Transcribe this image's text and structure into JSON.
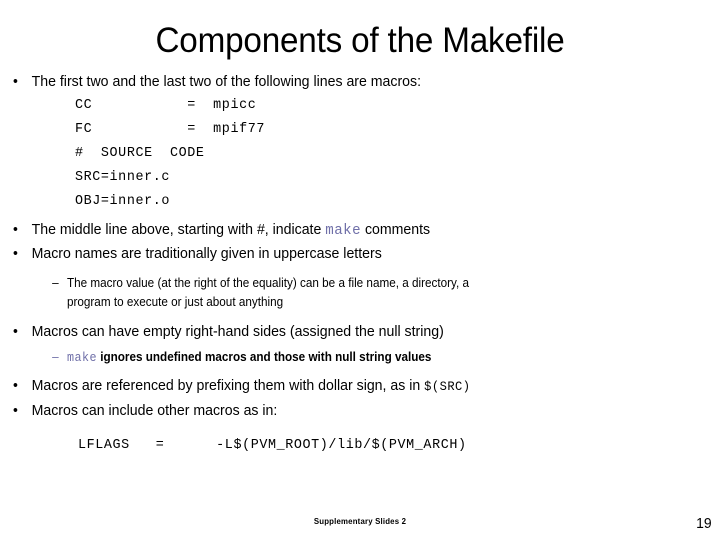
{
  "slide": {
    "title": "Components of the Makefile",
    "page_number": "19",
    "footer": "Supplementary Slides 2",
    "colors": {
      "text": "#000000",
      "keyword_make": "#6f6fa8",
      "background": "#ffffff"
    },
    "bullet_marker": "•",
    "sub_bullet_marker": "–",
    "bullets": {
      "intro": "The first two and the last two of the following lines are macros:",
      "middle_line_prefix": "The middle line above, starting with #, indicate ",
      "middle_line_keyword": "make",
      "middle_line_suffix": " comments",
      "macro_names": "Macro names are traditionally given in uppercase letters",
      "macro_value_line1": "The macro value (at the right of the equality) can be a file name, a directory, a",
      "macro_value_line2": "program to execute or just about anything",
      "empty_rhs": "Macros can have empty right-hand sides (assigned the null string)",
      "ignores_keyword": "make",
      "ignores_suffix": " ignores undefined macros and those with null string values",
      "referenced_prefix": "Macros are referenced by prefixing them with dollar sign, as in ",
      "referenced_code": "$(SRC)",
      "include_other": "Macros can include other macros as in:"
    },
    "code_block": {
      "lines": [
        "CC           =  mpicc",
        "FC           =  mpif77",
        "#  SOURCE  CODE",
        "SRC=inner.c",
        "OBJ=inner.o"
      ]
    },
    "lflags_line": "LFLAGS   =      -L$(PVM_ROOT)/lib/$(PVM_ARCH)"
  }
}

GOAL: From the listing above, return each line with the word "string".

ANSWER FOR THIS EXERCISE:
      "empty_rhs": "Macros can have empty right-hand sides (assigned the null string)",
      "ignores_suffix": " ignores undefined macros and those with null string values",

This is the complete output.